EXERCISE OBJECTIVE: Return all the entries exactly, keeping pictures out.

RECORDS PROVIDED:

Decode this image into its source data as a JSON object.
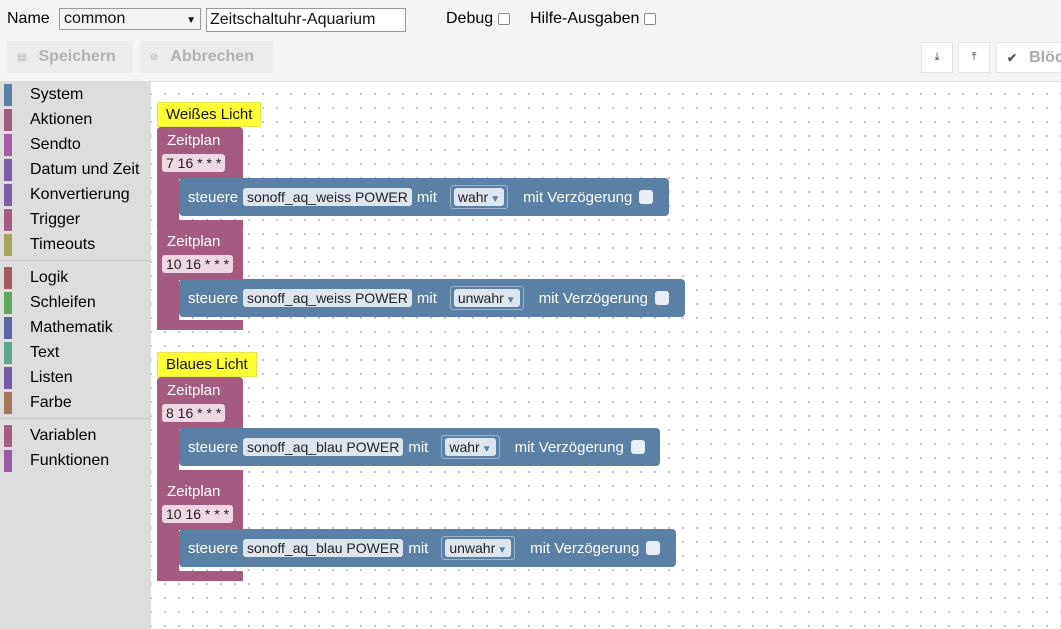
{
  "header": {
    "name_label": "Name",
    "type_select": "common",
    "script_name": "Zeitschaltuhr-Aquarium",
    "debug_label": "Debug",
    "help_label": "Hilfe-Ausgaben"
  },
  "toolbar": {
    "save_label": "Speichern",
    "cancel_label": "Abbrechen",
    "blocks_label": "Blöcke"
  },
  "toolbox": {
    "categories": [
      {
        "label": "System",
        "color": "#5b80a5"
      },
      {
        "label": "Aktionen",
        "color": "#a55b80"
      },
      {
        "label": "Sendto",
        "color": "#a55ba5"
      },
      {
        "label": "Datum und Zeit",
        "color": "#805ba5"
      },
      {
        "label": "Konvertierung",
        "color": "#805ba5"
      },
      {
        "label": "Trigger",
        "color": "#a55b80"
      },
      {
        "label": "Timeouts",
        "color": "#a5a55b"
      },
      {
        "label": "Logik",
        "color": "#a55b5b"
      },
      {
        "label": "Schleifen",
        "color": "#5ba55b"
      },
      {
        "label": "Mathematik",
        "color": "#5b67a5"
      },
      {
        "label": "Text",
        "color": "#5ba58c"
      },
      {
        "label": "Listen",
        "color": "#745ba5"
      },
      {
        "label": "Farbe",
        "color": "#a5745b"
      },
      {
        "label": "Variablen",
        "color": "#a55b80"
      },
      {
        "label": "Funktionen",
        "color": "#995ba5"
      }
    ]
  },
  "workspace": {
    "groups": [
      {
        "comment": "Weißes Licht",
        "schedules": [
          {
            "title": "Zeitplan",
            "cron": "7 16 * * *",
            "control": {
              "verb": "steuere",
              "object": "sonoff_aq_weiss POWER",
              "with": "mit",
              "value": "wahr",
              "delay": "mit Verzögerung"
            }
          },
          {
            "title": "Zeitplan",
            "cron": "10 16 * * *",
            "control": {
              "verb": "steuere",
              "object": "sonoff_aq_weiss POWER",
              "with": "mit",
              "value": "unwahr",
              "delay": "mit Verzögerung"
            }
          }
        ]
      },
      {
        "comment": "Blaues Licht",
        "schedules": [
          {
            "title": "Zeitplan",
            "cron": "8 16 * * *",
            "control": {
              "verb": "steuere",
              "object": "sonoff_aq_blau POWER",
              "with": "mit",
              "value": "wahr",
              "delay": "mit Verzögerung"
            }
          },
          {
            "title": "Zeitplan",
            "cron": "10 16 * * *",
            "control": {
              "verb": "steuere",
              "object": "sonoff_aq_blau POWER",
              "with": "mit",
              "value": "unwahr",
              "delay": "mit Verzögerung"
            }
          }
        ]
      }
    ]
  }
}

OUTPUT OF THE TASK:
Decode this image into its source data as a JSON object.
{
  "header": {
    "name_label": "Name",
    "type_select": "common",
    "script_name": "Zeitschaltuhr-Aquarium",
    "debug_label": "Debug",
    "help_label": "Hilfe-Ausgaben"
  },
  "toolbar": {
    "save_label": "Speichern",
    "cancel_label": "Abbrechen",
    "blocks_label": "Blöcke"
  },
  "toolbox": {
    "categories": [
      {
        "label": "System",
        "color": "#5b80a5"
      },
      {
        "label": "Aktionen",
        "color": "#a55b80"
      },
      {
        "label": "Sendto",
        "color": "#a55ba5"
      },
      {
        "label": "Datum und Zeit",
        "color": "#805ba5"
      },
      {
        "label": "Konvertierung",
        "color": "#805ba5"
      },
      {
        "label": "Trigger",
        "color": "#a55b80"
      },
      {
        "label": "Timeouts",
        "color": "#a5a55b"
      },
      {
        "label": "Logik",
        "color": "#a55b5b"
      },
      {
        "label": "Schleifen",
        "color": "#5ba55b"
      },
      {
        "label": "Mathematik",
        "color": "#5b67a5"
      },
      {
        "label": "Text",
        "color": "#5ba58c"
      },
      {
        "label": "Listen",
        "color": "#745ba5"
      },
      {
        "label": "Farbe",
        "color": "#a5745b"
      },
      {
        "label": "Variablen",
        "color": "#a55b80"
      },
      {
        "label": "Funktionen",
        "color": "#995ba5"
      }
    ]
  },
  "workspace": {
    "groups": [
      {
        "comment": "Weißes Licht",
        "schedules": [
          {
            "title": "Zeitplan",
            "cron": "7 16 * * *",
            "control": {
              "verb": "steuere",
              "object": "sonoff_aq_weiss POWER",
              "with": "mit",
              "value": "wahr",
              "delay": "mit Verzögerung"
            }
          },
          {
            "title": "Zeitplan",
            "cron": "10 16 * * *",
            "control": {
              "verb": "steuere",
              "object": "sonoff_aq_weiss POWER",
              "with": "mit",
              "value": "unwahr",
              "delay": "mit Verzögerung"
            }
          }
        ]
      },
      {
        "comment": "Blaues Licht",
        "schedules": [
          {
            "title": "Zeitplan",
            "cron": "8 16 * * *",
            "control": {
              "verb": "steuere",
              "object": "sonoff_aq_blau POWER",
              "with": "mit",
              "value": "wahr",
              "delay": "mit Verzögerung"
            }
          },
          {
            "title": "Zeitplan",
            "cron": "10 16 * * *",
            "control": {
              "verb": "steuere",
              "object": "sonoff_aq_blau POWER",
              "with": "mit",
              "value": "unwahr",
              "delay": "mit Verzögerung"
            }
          }
        ]
      }
    ]
  }
}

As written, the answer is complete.